Dataset records on visual material:
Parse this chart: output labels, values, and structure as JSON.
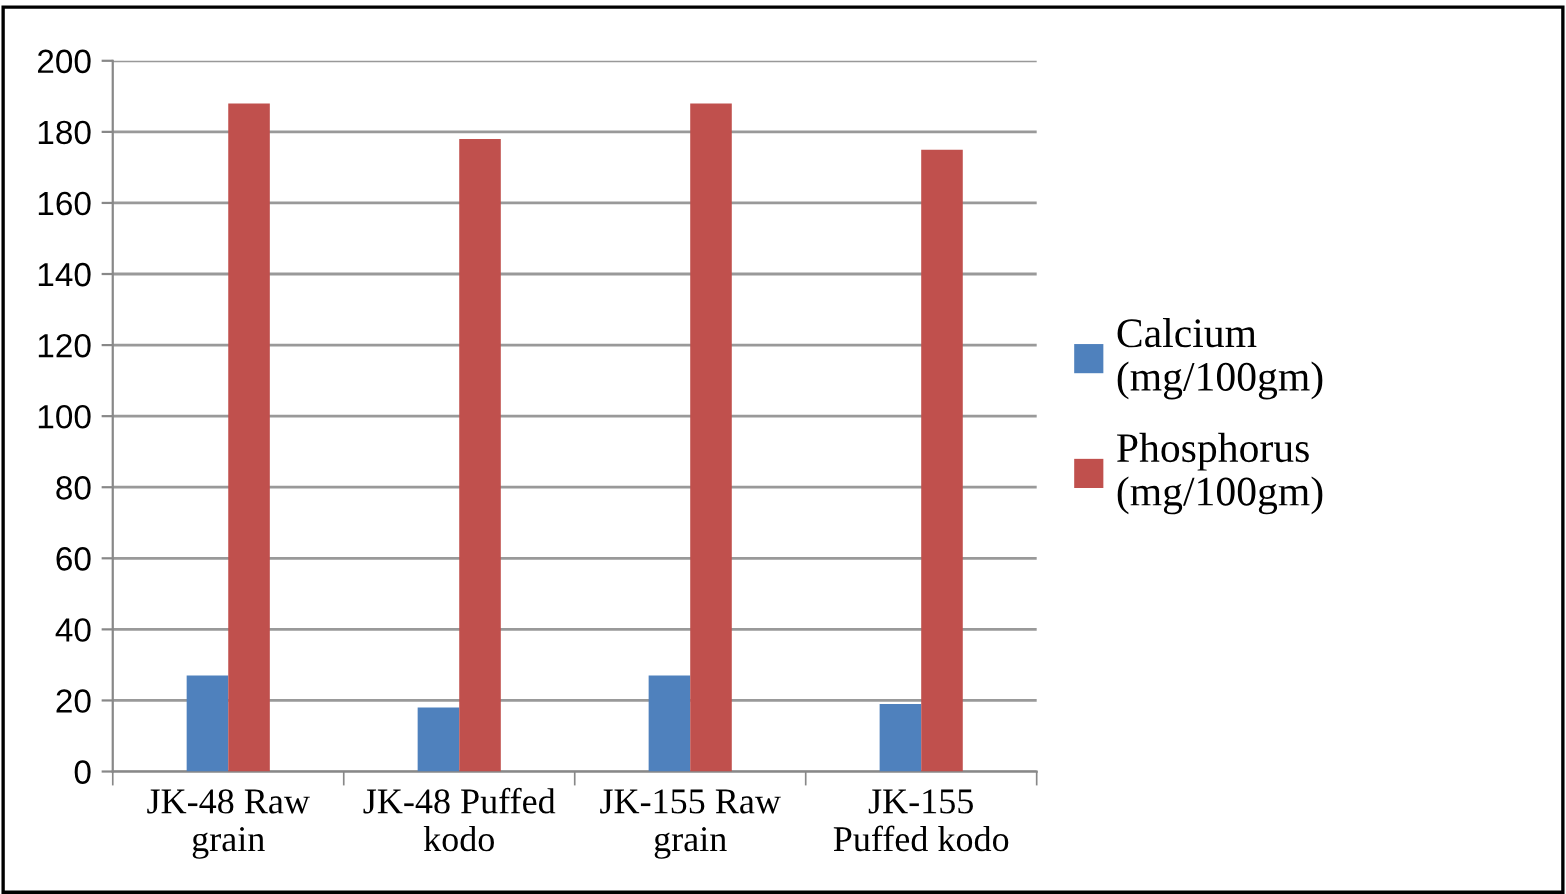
{
  "chart_data": {
    "type": "bar",
    "categories": [
      "JK-48 Raw\ngrain",
      "JK-48 Puffed\nkodo",
      "JK-155 Raw\ngrain",
      "JK-155\nPuffed kodo"
    ],
    "series": [
      {
        "name": "Calcium\n(mg/100gm)",
        "color": "#4f81bd",
        "values": [
          27,
          18,
          27,
          19
        ]
      },
      {
        "name": "Phosphorus\n(mg/100gm)",
        "color": "#c0504d",
        "values": [
          188,
          178,
          188,
          175
        ]
      }
    ],
    "ylim": [
      0,
      200
    ],
    "yticks": [
      0,
      20,
      40,
      60,
      80,
      100,
      120,
      140,
      160,
      180,
      200
    ],
    "grid": "y",
    "legend": "right"
  }
}
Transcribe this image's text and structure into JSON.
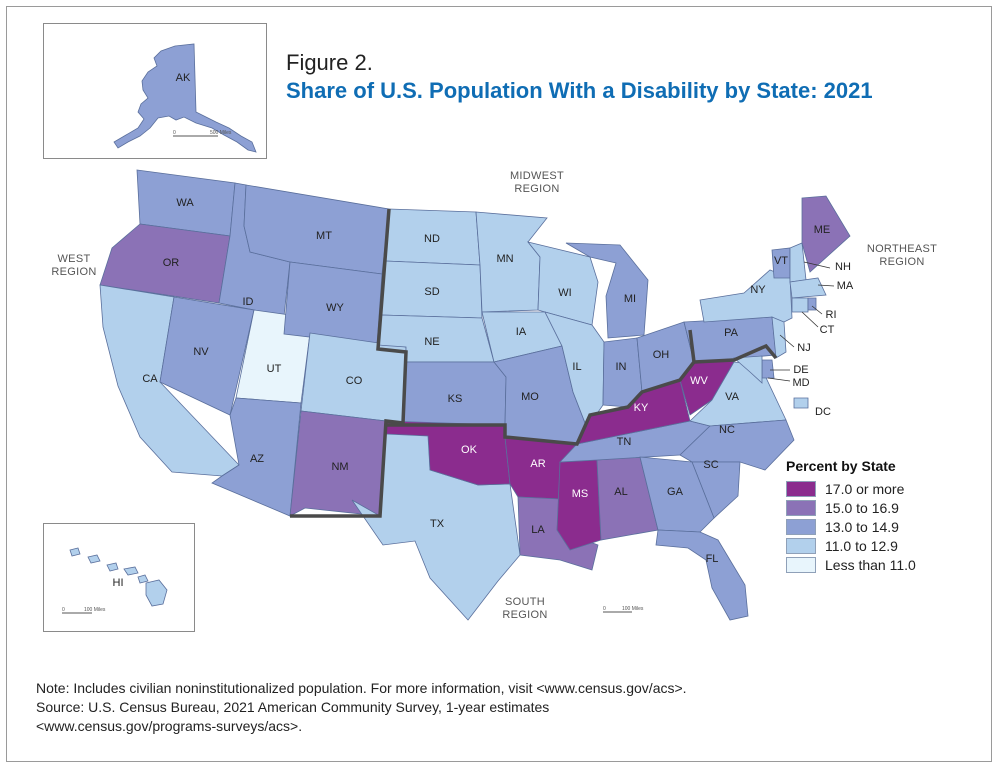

Your instructions
Transcribe the full listing above exactly, with the images removed.

Task response
Parse this chart: output labels, values, and structure as JSON.
{
  "chart_data": {
    "type": "bar",
    "categories": [
      "JK-48 Raw\ngrain",
      "JK-48 Puffed\nkodo",
      "JK-155 Raw\ngrain",
      "JK-155\nPuffed kodo"
    ],
    "series": [
      {
        "name": "Calcium\n(mg/100gm)",
        "color": "#4f81bd",
        "values": [
          27,
          18,
          27,
          19
        ]
      },
      {
        "name": "Phosphorus\n(mg/100gm)",
        "color": "#c0504d",
        "values": [
          188,
          178,
          188,
          175
        ]
      }
    ],
    "ylim": [
      0,
      200
    ],
    "yticks": [
      0,
      20,
      40,
      60,
      80,
      100,
      120,
      140,
      160,
      180,
      200
    ],
    "grid": "y",
    "legend": "right"
  }
}
Transcribe this image's text and structure into JSON.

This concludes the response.